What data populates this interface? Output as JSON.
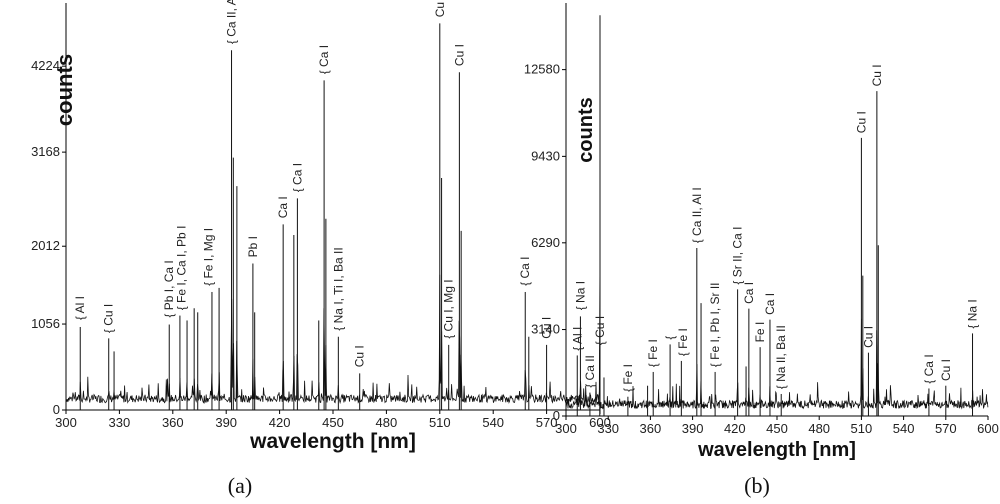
{
  "chart_data": [
    {
      "type": "line",
      "xlabel": "wavelength [nm]",
      "ylabel": "counts",
      "caption": "(a)",
      "xlim": [
        300,
        600
      ],
      "ylim": [
        0,
        5000
      ],
      "xticks": [
        300,
        330,
        360,
        390,
        420,
        450,
        480,
        510,
        540,
        570,
        600
      ],
      "yticks": [
        0,
        1056,
        2012,
        3168,
        4224
      ],
      "peaks": [
        {
          "x": 308,
          "y": 1020
        },
        {
          "x": 324,
          "y": 880
        },
        {
          "x": 327,
          "y": 720
        },
        {
          "x": 358,
          "y": 1050
        },
        {
          "x": 364,
          "y": 1160
        },
        {
          "x": 368,
          "y": 1100
        },
        {
          "x": 372,
          "y": 1250
        },
        {
          "x": 374,
          "y": 1200
        },
        {
          "x": 382,
          "y": 1450
        },
        {
          "x": 386,
          "y": 1500
        },
        {
          "x": 393,
          "y": 4420
        },
        {
          "x": 394,
          "y": 3100
        },
        {
          "x": 396,
          "y": 2750
        },
        {
          "x": 405,
          "y": 1800
        },
        {
          "x": 406,
          "y": 1200
        },
        {
          "x": 422,
          "y": 2280
        },
        {
          "x": 428,
          "y": 2150
        },
        {
          "x": 430,
          "y": 2600
        },
        {
          "x": 442,
          "y": 1100
        },
        {
          "x": 445,
          "y": 4050
        },
        {
          "x": 446,
          "y": 2350
        },
        {
          "x": 453,
          "y": 900
        },
        {
          "x": 465,
          "y": 450
        },
        {
          "x": 510,
          "y": 4750
        },
        {
          "x": 511,
          "y": 2850
        },
        {
          "x": 515,
          "y": 800
        },
        {
          "x": 521,
          "y": 4150
        },
        {
          "x": 522,
          "y": 2200
        },
        {
          "x": 558,
          "y": 1450
        },
        {
          "x": 560,
          "y": 900
        },
        {
          "x": 570,
          "y": 800
        },
        {
          "x": 589,
          "y": 1150
        },
        {
          "x": 600,
          "y": 4850
        }
      ],
      "annotations": [
        {
          "x": 308,
          "y": 1080,
          "text": "{ Al I"
        },
        {
          "x": 324,
          "y": 920,
          "text": "{ Cu I"
        },
        {
          "x": 358,
          "y": 1110,
          "text": "{ Pb I, Ca I"
        },
        {
          "x": 365,
          "y": 1200,
          "text": "{ Fe I, Ca I, Pb I"
        },
        {
          "x": 380,
          "y": 1500,
          "text": "{ Fe I, Mg I"
        },
        {
          "x": 393,
          "y": 4470,
          "text": "{ Ca II, Al I"
        },
        {
          "x": 405,
          "y": 1850,
          "text": "Pb I"
        },
        {
          "x": 422,
          "y": 2330,
          "text": "Ca I"
        },
        {
          "x": 430,
          "y": 2650,
          "text": "{ Ca I"
        },
        {
          "x": 445,
          "y": 4100,
          "text": "{ Ca I"
        },
        {
          "x": 453,
          "y": 950,
          "text": "{ Na I, Ti I, Ba II"
        },
        {
          "x": 465,
          "y": 500,
          "text": "Cu I"
        },
        {
          "x": 510,
          "y": 4800,
          "text": "Cu I"
        },
        {
          "x": 515,
          "y": 850,
          "text": "{ Cu I, Mg I"
        },
        {
          "x": 521,
          "y": 4200,
          "text": "Cu I"
        },
        {
          "x": 558,
          "y": 1500,
          "text": "{ Ca I"
        },
        {
          "x": 570,
          "y": 850,
          "text": "Cu I"
        },
        {
          "x": 589,
          "y": 1200,
          "text": "{ Na I"
        }
      ]
    },
    {
      "type": "line",
      "xlabel": "wavelength [nm]",
      "ylabel": "counts",
      "caption": "(b)",
      "xlim": [
        300,
        600
      ],
      "ylim": [
        0,
        15000
      ],
      "xticks": [
        300,
        330,
        360,
        390,
        420,
        450,
        480,
        510,
        540,
        570,
        600
      ],
      "yticks": [
        0,
        3140,
        6290,
        9430,
        12580
      ],
      "peaks": [
        {
          "x": 308,
          "y": 2200
        },
        {
          "x": 317,
          "y": 850
        },
        {
          "x": 324,
          "y": 2400
        },
        {
          "x": 327,
          "y": 1400
        },
        {
          "x": 344,
          "y": 700
        },
        {
          "x": 358,
          "y": 1100
        },
        {
          "x": 362,
          "y": 1600
        },
        {
          "x": 374,
          "y": 2600
        },
        {
          "x": 382,
          "y": 2000
        },
        {
          "x": 393,
          "y": 6100
        },
        {
          "x": 396,
          "y": 4100
        },
        {
          "x": 406,
          "y": 1600
        },
        {
          "x": 422,
          "y": 4600
        },
        {
          "x": 428,
          "y": 1800
        },
        {
          "x": 430,
          "y": 3900
        },
        {
          "x": 438,
          "y": 2500
        },
        {
          "x": 445,
          "y": 3500
        },
        {
          "x": 453,
          "y": 800
        },
        {
          "x": 510,
          "y": 10100
        },
        {
          "x": 511,
          "y": 5100
        },
        {
          "x": 515,
          "y": 2300
        },
        {
          "x": 521,
          "y": 11800
        },
        {
          "x": 522,
          "y": 6200
        },
        {
          "x": 558,
          "y": 1000
        },
        {
          "x": 570,
          "y": 1100
        },
        {
          "x": 589,
          "y": 3000
        }
      ],
      "annotations": [
        {
          "x": 308,
          "y": 2300,
          "text": "{ Al I"
        },
        {
          "x": 317,
          "y": 950,
          "text": "{ Ca II"
        },
        {
          "x": 324,
          "y": 2500,
          "text": "{ Cu I"
        },
        {
          "x": 344,
          "y": 800,
          "text": "{ Fe I"
        },
        {
          "x": 362,
          "y": 1700,
          "text": "{ Fe I"
        },
        {
          "x": 374,
          "y": 2700,
          "text": "{"
        },
        {
          "x": 383,
          "y": 2100,
          "text": "{ Fe I"
        },
        {
          "x": 393,
          "y": 6200,
          "text": "{ Ca II, Al I"
        },
        {
          "x": 406,
          "y": 1700,
          "text": "{ Fe I, Pb I, Sr II"
        },
        {
          "x": 422,
          "y": 4700,
          "text": "{ Sr II, Ca I"
        },
        {
          "x": 430,
          "y": 4000,
          "text": "Ca I"
        },
        {
          "x": 438,
          "y": 2600,
          "text": "Fe I"
        },
        {
          "x": 445,
          "y": 3600,
          "text": "Ca I"
        },
        {
          "x": 453,
          "y": 900,
          "text": "{ Na II, Ba II"
        },
        {
          "x": 510,
          "y": 10200,
          "text": "Cu I"
        },
        {
          "x": 515,
          "y": 2400,
          "text": "Cu I"
        },
        {
          "x": 521,
          "y": 11900,
          "text": "Cu I"
        },
        {
          "x": 558,
          "y": 1100,
          "text": "{ Ca I"
        },
        {
          "x": 570,
          "y": 1200,
          "text": "Cu I"
        },
        {
          "x": 589,
          "y": 3100,
          "text": "{ Na I"
        }
      ]
    }
  ]
}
—————
§ **Task brief**
Write out the data precisely as given, excluding the pictures.

§ **Solution**
What data populates this interface? Output as JSON.
{
  "chart_data": [
    {
      "type": "line",
      "xlabel": "wavelength [nm]",
      "ylabel": "counts",
      "caption": "(a)",
      "xlim": [
        300,
        600
      ],
      "ylim": [
        0,
        5000
      ],
      "xticks": [
        300,
        330,
        360,
        390,
        420,
        450,
        480,
        510,
        540,
        570,
        600
      ],
      "yticks": [
        0,
        1056,
        2012,
        3168,
        4224
      ],
      "peaks": [
        {
          "x": 308,
          "y": 1020
        },
        {
          "x": 324,
          "y": 880
        },
        {
          "x": 327,
          "y": 720
        },
        {
          "x": 358,
          "y": 1050
        },
        {
          "x": 364,
          "y": 1160
        },
        {
          "x": 368,
          "y": 1100
        },
        {
          "x": 372,
          "y": 1250
        },
        {
          "x": 374,
          "y": 1200
        },
        {
          "x": 382,
          "y": 1450
        },
        {
          "x": 386,
          "y": 1500
        },
        {
          "x": 393,
          "y": 4420
        },
        {
          "x": 394,
          "y": 3100
        },
        {
          "x": 396,
          "y": 2750
        },
        {
          "x": 405,
          "y": 1800
        },
        {
          "x": 406,
          "y": 1200
        },
        {
          "x": 422,
          "y": 2280
        },
        {
          "x": 428,
          "y": 2150
        },
        {
          "x": 430,
          "y": 2600
        },
        {
          "x": 442,
          "y": 1100
        },
        {
          "x": 445,
          "y": 4050
        },
        {
          "x": 446,
          "y": 2350
        },
        {
          "x": 453,
          "y": 900
        },
        {
          "x": 465,
          "y": 450
        },
        {
          "x": 510,
          "y": 4750
        },
        {
          "x": 511,
          "y": 2850
        },
        {
          "x": 515,
          "y": 800
        },
        {
          "x": 521,
          "y": 4150
        },
        {
          "x": 522,
          "y": 2200
        },
        {
          "x": 558,
          "y": 1450
        },
        {
          "x": 560,
          "y": 900
        },
        {
          "x": 570,
          "y": 800
        },
        {
          "x": 589,
          "y": 1150
        },
        {
          "x": 600,
          "y": 4850
        }
      ],
      "annotations": [
        {
          "x": 308,
          "y": 1080,
          "text": "{ Al I"
        },
        {
          "x": 324,
          "y": 920,
          "text": "{ Cu I"
        },
        {
          "x": 358,
          "y": 1110,
          "text": "{ Pb I, Ca I"
        },
        {
          "x": 365,
          "y": 1200,
          "text": "{ Fe I, Ca I, Pb I"
        },
        {
          "x": 380,
          "y": 1500,
          "text": "{ Fe I, Mg I"
        },
        {
          "x": 393,
          "y": 4470,
          "text": "{ Ca II, Al I"
        },
        {
          "x": 405,
          "y": 1850,
          "text": "Pb I"
        },
        {
          "x": 422,
          "y": 2330,
          "text": "Ca I"
        },
        {
          "x": 430,
          "y": 2650,
          "text": "{ Ca I"
        },
        {
          "x": 445,
          "y": 4100,
          "text": "{ Ca I"
        },
        {
          "x": 453,
          "y": 950,
          "text": "{ Na I, Ti I, Ba II"
        },
        {
          "x": 465,
          "y": 500,
          "text": "Cu I"
        },
        {
          "x": 510,
          "y": 4800,
          "text": "Cu I"
        },
        {
          "x": 515,
          "y": 850,
          "text": "{ Cu I, Mg I"
        },
        {
          "x": 521,
          "y": 4200,
          "text": "Cu I"
        },
        {
          "x": 558,
          "y": 1500,
          "text": "{ Ca I"
        },
        {
          "x": 570,
          "y": 850,
          "text": "Cu I"
        },
        {
          "x": 589,
          "y": 1200,
          "text": "{ Na I"
        }
      ]
    },
    {
      "type": "line",
      "xlabel": "wavelength [nm]",
      "ylabel": "counts",
      "caption": "(b)",
      "xlim": [
        300,
        600
      ],
      "ylim": [
        0,
        15000
      ],
      "xticks": [
        300,
        330,
        360,
        390,
        420,
        450,
        480,
        510,
        540,
        570,
        600
      ],
      "yticks": [
        0,
        3140,
        6290,
        9430,
        12580
      ],
      "peaks": [
        {
          "x": 308,
          "y": 2200
        },
        {
          "x": 317,
          "y": 850
        },
        {
          "x": 324,
          "y": 2400
        },
        {
          "x": 327,
          "y": 1400
        },
        {
          "x": 344,
          "y": 700
        },
        {
          "x": 358,
          "y": 1100
        },
        {
          "x": 362,
          "y": 1600
        },
        {
          "x": 374,
          "y": 2600
        },
        {
          "x": 382,
          "y": 2000
        },
        {
          "x": 393,
          "y": 6100
        },
        {
          "x": 396,
          "y": 4100
        },
        {
          "x": 406,
          "y": 1600
        },
        {
          "x": 422,
          "y": 4600
        },
        {
          "x": 428,
          "y": 1800
        },
        {
          "x": 430,
          "y": 3900
        },
        {
          "x": 438,
          "y": 2500
        },
        {
          "x": 445,
          "y": 3500
        },
        {
          "x": 453,
          "y": 800
        },
        {
          "x": 510,
          "y": 10100
        },
        {
          "x": 511,
          "y": 5100
        },
        {
          "x": 515,
          "y": 2300
        },
        {
          "x": 521,
          "y": 11800
        },
        {
          "x": 522,
          "y": 6200
        },
        {
          "x": 558,
          "y": 1000
        },
        {
          "x": 570,
          "y": 1100
        },
        {
          "x": 589,
          "y": 3000
        }
      ],
      "annotations": [
        {
          "x": 308,
          "y": 2300,
          "text": "{ Al I"
        },
        {
          "x": 317,
          "y": 950,
          "text": "{ Ca II"
        },
        {
          "x": 324,
          "y": 2500,
          "text": "{ Cu I"
        },
        {
          "x": 344,
          "y": 800,
          "text": "{ Fe I"
        },
        {
          "x": 362,
          "y": 1700,
          "text": "{ Fe I"
        },
        {
          "x": 374,
          "y": 2700,
          "text": "{"
        },
        {
          "x": 383,
          "y": 2100,
          "text": "{ Fe I"
        },
        {
          "x": 393,
          "y": 6200,
          "text": "{ Ca II, Al I"
        },
        {
          "x": 406,
          "y": 1700,
          "text": "{ Fe I, Pb I, Sr II"
        },
        {
          "x": 422,
          "y": 4700,
          "text": "{ Sr II, Ca I"
        },
        {
          "x": 430,
          "y": 4000,
          "text": "Ca I"
        },
        {
          "x": 438,
          "y": 2600,
          "text": "Fe I"
        },
        {
          "x": 445,
          "y": 3600,
          "text": "Ca I"
        },
        {
          "x": 453,
          "y": 900,
          "text": "{ Na II, Ba II"
        },
        {
          "x": 510,
          "y": 10200,
          "text": "Cu I"
        },
        {
          "x": 515,
          "y": 2400,
          "text": "Cu I"
        },
        {
          "x": 521,
          "y": 11900,
          "text": "Cu I"
        },
        {
          "x": 558,
          "y": 1100,
          "text": "{ Ca I"
        },
        {
          "x": 570,
          "y": 1200,
          "text": "Cu I"
        },
        {
          "x": 589,
          "y": 3100,
          "text": "{ Na I"
        }
      ]
    }
  ]
}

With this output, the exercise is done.